### PROBLEM TO WORK ON
Copy nothing but the text: repeat each entry exactly and drop the images.

────────────────

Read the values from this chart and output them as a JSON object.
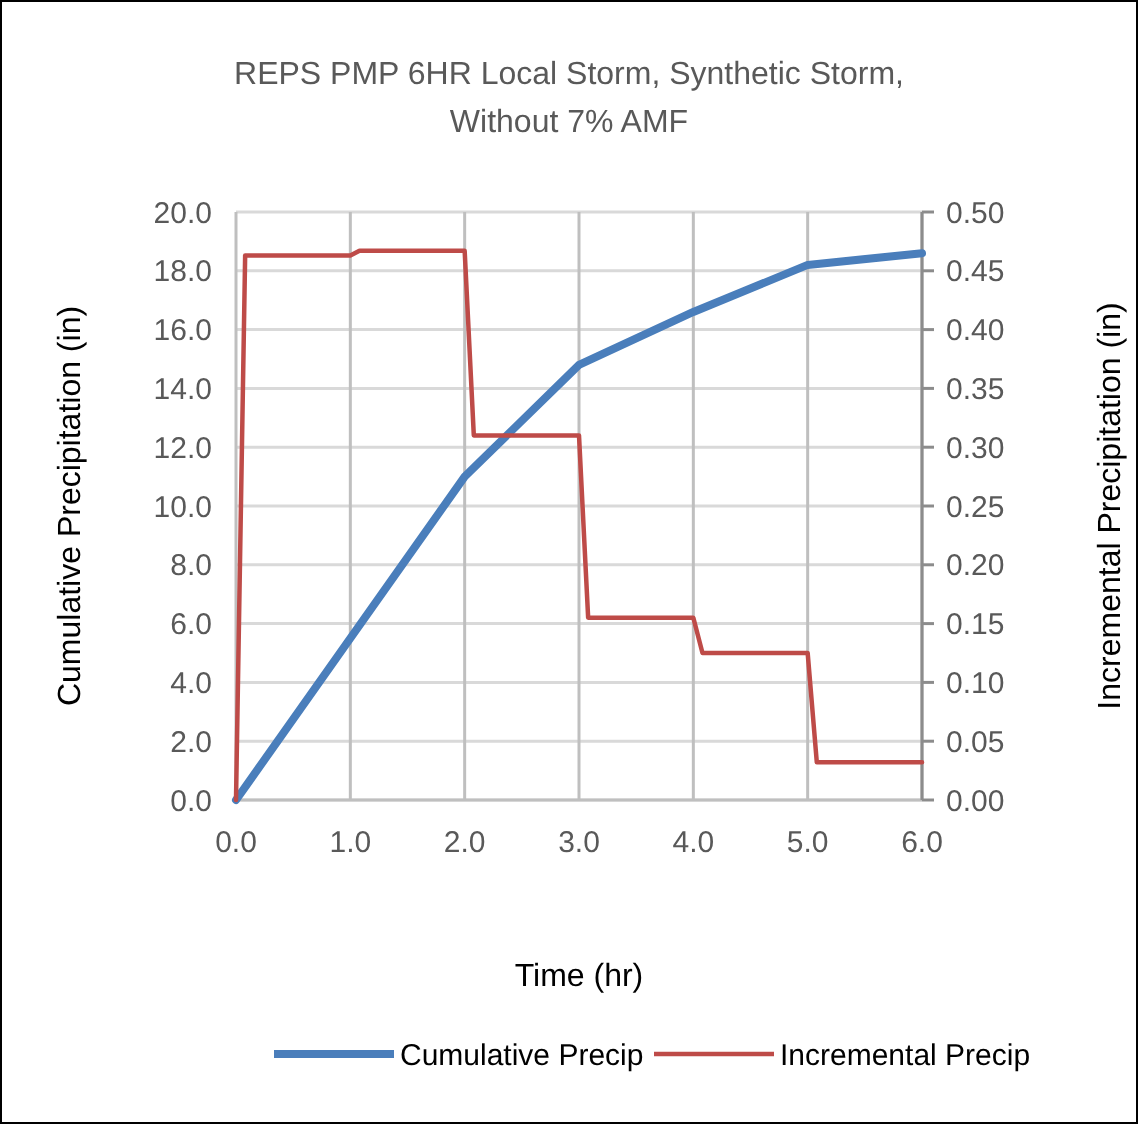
{
  "chart_data": {
    "type": "line",
    "title": "REPS PMP 6HR Local Storm, Synthetic Storm, Without 7% AMF",
    "xlabel": "Time (hr)",
    "ylabel": "Cumulative Precipitation (in)",
    "y2label": "Incremental Precipitation (in)",
    "xlim": [
      0,
      6
    ],
    "xticks": [
      {
        "value": 0,
        "label": "0.0"
      },
      {
        "value": 1,
        "label": "1.0"
      },
      {
        "value": 2,
        "label": "2.0"
      },
      {
        "value": 3,
        "label": "3.0"
      },
      {
        "value": 4,
        "label": "4.0"
      },
      {
        "value": 5,
        "label": "5.0"
      },
      {
        "value": 6,
        "label": "6.0"
      }
    ],
    "ylim": [
      0,
      20
    ],
    "yticks": [
      {
        "value": 0,
        "label": "0.0"
      },
      {
        "value": 2,
        "label": "2.0"
      },
      {
        "value": 4,
        "label": "4.0"
      },
      {
        "value": 6,
        "label": "6.0"
      },
      {
        "value": 8,
        "label": "8.0"
      },
      {
        "value": 10,
        "label": "10.0"
      },
      {
        "value": 12,
        "label": "12.0"
      },
      {
        "value": 14,
        "label": "14.0"
      },
      {
        "value": 16,
        "label": "16.0"
      },
      {
        "value": 18,
        "label": "18.0"
      },
      {
        "value": 20,
        "label": "20.0"
      }
    ],
    "y2lim": [
      0,
      0.5
    ],
    "y2ticks": [
      {
        "value": 0,
        "label": "0.00"
      },
      {
        "value": 0.05,
        "label": "0.05"
      },
      {
        "value": 0.1,
        "label": "0.10"
      },
      {
        "value": 0.15,
        "label": "0.15"
      },
      {
        "value": 0.2,
        "label": "0.20"
      },
      {
        "value": 0.25,
        "label": "0.25"
      },
      {
        "value": 0.3,
        "label": "0.30"
      },
      {
        "value": 0.35,
        "label": "0.35"
      },
      {
        "value": 0.4,
        "label": "0.40"
      },
      {
        "value": 0.45,
        "label": "0.45"
      },
      {
        "value": 0.5,
        "label": "0.50"
      }
    ],
    "grid": true,
    "legend": "bottom",
    "marker": "none",
    "line_style": "solid",
    "series": [
      {
        "name": "Cumulative Precip",
        "color": "#4a7ebb",
        "x": [
          0,
          1,
          2,
          3,
          4,
          5,
          6
        ],
        "values": [
          0,
          5.5,
          11.0,
          14.8,
          16.6,
          18.2,
          18.6
        ]
      },
      {
        "name": "Incremental Precip",
        "color": "#be4b48",
        "axis": "y2",
        "x": [
          0,
          0.08,
          1.0,
          1.08,
          2.0,
          2.08,
          3.0,
          3.08,
          4.0,
          4.08,
          5.0,
          5.08,
          6.0
        ],
        "values": [
          0,
          0.463,
          0.463,
          0.467,
          0.467,
          0.31,
          0.31,
          0.155,
          0.155,
          0.125,
          0.125,
          0.032,
          0.032
        ]
      }
    ]
  }
}
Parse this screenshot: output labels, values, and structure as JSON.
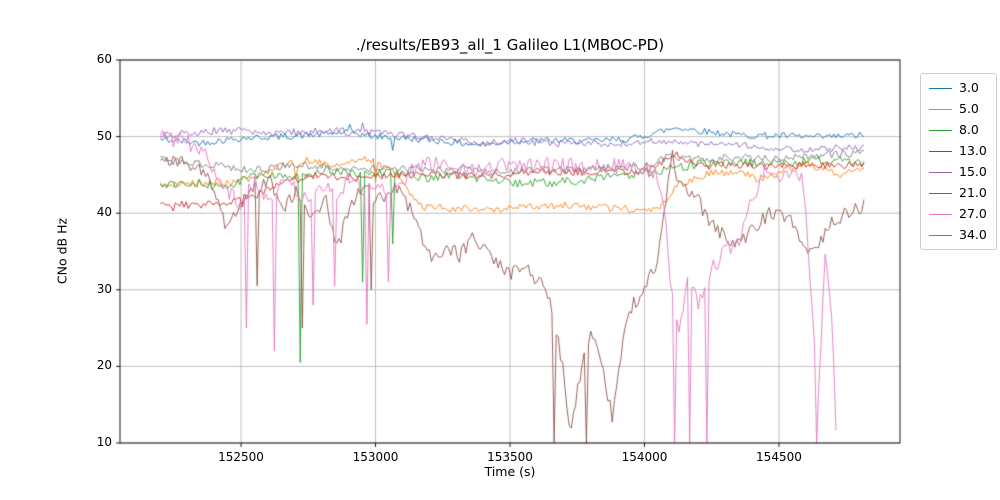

────────────────

### ANSWER TO THE EXERCISE
Read the values from this chart and output them as a JSON object.
{
  "chart_data": {
    "type": "line",
    "title": "REPS PMP 6HR Local Storm, Synthetic Storm, Without 7% AMF",
    "xlabel": "Time (hr)",
    "ylabel": "Cumulative Precipitation (in)",
    "y2label": "Incremental Precipitation (in)",
    "xlim": [
      0,
      6
    ],
    "xticks": [
      {
        "value": 0,
        "label": "0.0"
      },
      {
        "value": 1,
        "label": "1.0"
      },
      {
        "value": 2,
        "label": "2.0"
      },
      {
        "value": 3,
        "label": "3.0"
      },
      {
        "value": 4,
        "label": "4.0"
      },
      {
        "value": 5,
        "label": "5.0"
      },
      {
        "value": 6,
        "label": "6.0"
      }
    ],
    "ylim": [
      0,
      20
    ],
    "yticks": [
      {
        "value": 0,
        "label": "0.0"
      },
      {
        "value": 2,
        "label": "2.0"
      },
      {
        "value": 4,
        "label": "4.0"
      },
      {
        "value": 6,
        "label": "6.0"
      },
      {
        "value": 8,
        "label": "8.0"
      },
      {
        "value": 10,
        "label": "10.0"
      },
      {
        "value": 12,
        "label": "12.0"
      },
      {
        "value": 14,
        "label": "14.0"
      },
      {
        "value": 16,
        "label": "16.0"
      },
      {
        "value": 18,
        "label": "18.0"
      },
      {
        "value": 20,
        "label": "20.0"
      }
    ],
    "y2lim": [
      0,
      0.5
    ],
    "y2ticks": [
      {
        "value": 0,
        "label": "0.00"
      },
      {
        "value": 0.05,
        "label": "0.05"
      },
      {
        "value": 0.1,
        "label": "0.10"
      },
      {
        "value": 0.15,
        "label": "0.15"
      },
      {
        "value": 0.2,
        "label": "0.20"
      },
      {
        "value": 0.25,
        "label": "0.25"
      },
      {
        "value": 0.3,
        "label": "0.30"
      },
      {
        "value": 0.35,
        "label": "0.35"
      },
      {
        "value": 0.4,
        "label": "0.40"
      },
      {
        "value": 0.45,
        "label": "0.45"
      },
      {
        "value": 0.5,
        "label": "0.50"
      }
    ],
    "grid": true,
    "legend": "bottom",
    "marker": "none",
    "line_style": "solid",
    "series": [
      {
        "name": "Cumulative Precip",
        "color": "#4a7ebb",
        "x": [
          0,
          1,
          2,
          3,
          4,
          5,
          6
        ],
        "values": [
          0,
          5.5,
          11.0,
          14.8,
          16.6,
          18.2,
          18.6
        ]
      },
      {
        "name": "Incremental Precip",
        "color": "#be4b48",
        "axis": "y2",
        "x": [
          0,
          0.08,
          1.0,
          1.08,
          2.0,
          2.08,
          3.0,
          3.08,
          4.0,
          4.08,
          5.0,
          5.08,
          6.0
        ],
        "values": [
          0,
          0.463,
          0.463,
          0.467,
          0.467,
          0.31,
          0.31,
          0.155,
          0.155,
          0.125,
          0.125,
          0.032,
          0.032
        ]
      }
    ]
  }
}
Parse this screenshot: output labels, values, and structure as JSON.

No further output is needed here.